GIVEN REQUEST:
Restate the data exactly as given and keep the pictures out.

SUPPLIED MATERIAL:
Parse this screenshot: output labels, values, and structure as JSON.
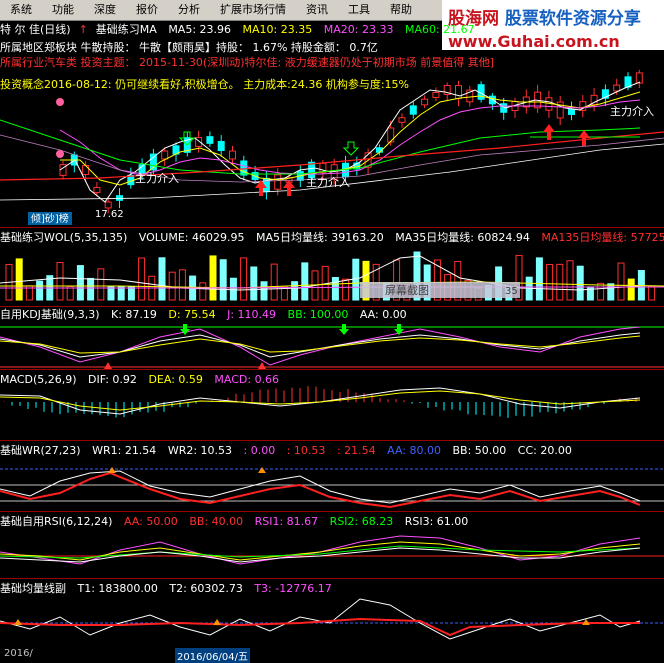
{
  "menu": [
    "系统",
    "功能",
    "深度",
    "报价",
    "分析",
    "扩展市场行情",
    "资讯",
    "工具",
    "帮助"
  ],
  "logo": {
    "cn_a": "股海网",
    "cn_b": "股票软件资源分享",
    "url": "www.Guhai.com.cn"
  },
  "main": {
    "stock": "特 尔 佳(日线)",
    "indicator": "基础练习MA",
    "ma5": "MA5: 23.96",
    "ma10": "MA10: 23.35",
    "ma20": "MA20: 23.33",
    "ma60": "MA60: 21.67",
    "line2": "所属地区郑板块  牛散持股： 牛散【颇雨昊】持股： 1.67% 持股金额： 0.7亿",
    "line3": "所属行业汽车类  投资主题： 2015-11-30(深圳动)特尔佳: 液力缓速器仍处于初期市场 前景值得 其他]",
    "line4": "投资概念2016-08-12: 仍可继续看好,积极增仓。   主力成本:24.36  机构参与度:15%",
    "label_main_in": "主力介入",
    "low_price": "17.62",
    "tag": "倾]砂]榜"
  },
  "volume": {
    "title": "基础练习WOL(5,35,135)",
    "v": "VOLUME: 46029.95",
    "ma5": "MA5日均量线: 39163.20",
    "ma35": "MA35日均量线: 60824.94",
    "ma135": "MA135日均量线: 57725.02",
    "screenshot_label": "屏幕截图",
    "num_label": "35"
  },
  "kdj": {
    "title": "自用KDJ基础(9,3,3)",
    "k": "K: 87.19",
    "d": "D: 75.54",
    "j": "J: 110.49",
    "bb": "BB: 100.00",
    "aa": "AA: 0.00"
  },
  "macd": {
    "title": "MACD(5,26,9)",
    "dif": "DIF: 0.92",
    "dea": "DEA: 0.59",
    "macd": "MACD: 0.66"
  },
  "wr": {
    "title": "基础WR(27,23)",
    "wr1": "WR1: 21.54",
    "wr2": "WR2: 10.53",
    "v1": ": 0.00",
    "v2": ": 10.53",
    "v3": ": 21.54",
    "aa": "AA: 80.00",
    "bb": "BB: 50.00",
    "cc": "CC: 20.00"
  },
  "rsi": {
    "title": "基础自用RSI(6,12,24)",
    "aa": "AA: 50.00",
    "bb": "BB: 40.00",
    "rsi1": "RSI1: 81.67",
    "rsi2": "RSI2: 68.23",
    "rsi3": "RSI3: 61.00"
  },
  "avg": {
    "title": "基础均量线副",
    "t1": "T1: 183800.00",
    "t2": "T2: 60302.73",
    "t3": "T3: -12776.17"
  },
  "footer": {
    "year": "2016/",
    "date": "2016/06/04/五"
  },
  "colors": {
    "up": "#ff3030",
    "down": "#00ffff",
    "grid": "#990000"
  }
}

PROBLEM SOLUTION:
Parse this screenshot: output labels, values, and structure as JSON.
{
  "menu": [
    "系统",
    "功能",
    "深度",
    "报价",
    "分析",
    "扩展市场行情",
    "资讯",
    "工具",
    "帮助"
  ],
  "logo": {
    "cn_a": "股海网",
    "cn_b": "股票软件资源分享",
    "url": "www.Guhai.com.cn"
  },
  "main": {
    "stock": "特 尔 佳(日线)",
    "indicator": "基础练习MA",
    "ma5": "MA5: 23.96",
    "ma10": "MA10: 23.35",
    "ma20": "MA20: 23.33",
    "ma60": "MA60: 21.67",
    "line2": "所属地区郑板块  牛散持股： 牛散【颇雨昊】持股： 1.67% 持股金额： 0.7亿",
    "line3": "所属行业汽车类  投资主题： 2015-11-30(深圳动)特尔佳: 液力缓速器仍处于初期市场 前景值得 其他]",
    "line4": "投资概念2016-08-12: 仍可继续看好,积极增仓。   主力成本:24.36  机构参与度:15%",
    "label_main_in": "主力介入",
    "low_price": "17.62",
    "tag": "倾]砂]榜"
  },
  "volume": {
    "title": "基础练习WOL(5,35,135)",
    "v": "VOLUME: 46029.95",
    "ma5": "MA5日均量线: 39163.20",
    "ma35": "MA35日均量线: 60824.94",
    "ma135": "MA135日均量线: 57725.02",
    "screenshot_label": "屏幕截图",
    "num_label": "35"
  },
  "kdj": {
    "title": "自用KDJ基础(9,3,3)",
    "k": "K: 87.19",
    "d": "D: 75.54",
    "j": "J: 110.49",
    "bb": "BB: 100.00",
    "aa": "AA: 0.00"
  },
  "macd": {
    "title": "MACD(5,26,9)",
    "dif": "DIF: 0.92",
    "dea": "DEA: 0.59",
    "macd": "MACD: 0.66"
  },
  "wr": {
    "title": "基础WR(27,23)",
    "wr1": "WR1: 21.54",
    "wr2": "WR2: 10.53",
    "v1": ": 0.00",
    "v2": ": 10.53",
    "v3": ": 21.54",
    "aa": "AA: 80.00",
    "bb": "BB: 50.00",
    "cc": "CC: 20.00"
  },
  "rsi": {
    "title": "基础自用RSI(6,12,24)",
    "aa": "AA: 50.00",
    "bb": "BB: 40.00",
    "rsi1": "RSI1: 81.67",
    "rsi2": "RSI2: 68.23",
    "rsi3": "RSI3: 61.00"
  },
  "avg": {
    "title": "基础均量线副",
    "t1": "T1: 183800.00",
    "t2": "T2: 60302.73",
    "t3": "T3: -12776.17"
  },
  "footer": {
    "year": "2016/",
    "date": "2016/06/04/五"
  },
  "colors": {
    "up": "#ff3030",
    "down": "#00ffff",
    "grid": "#990000"
  }
}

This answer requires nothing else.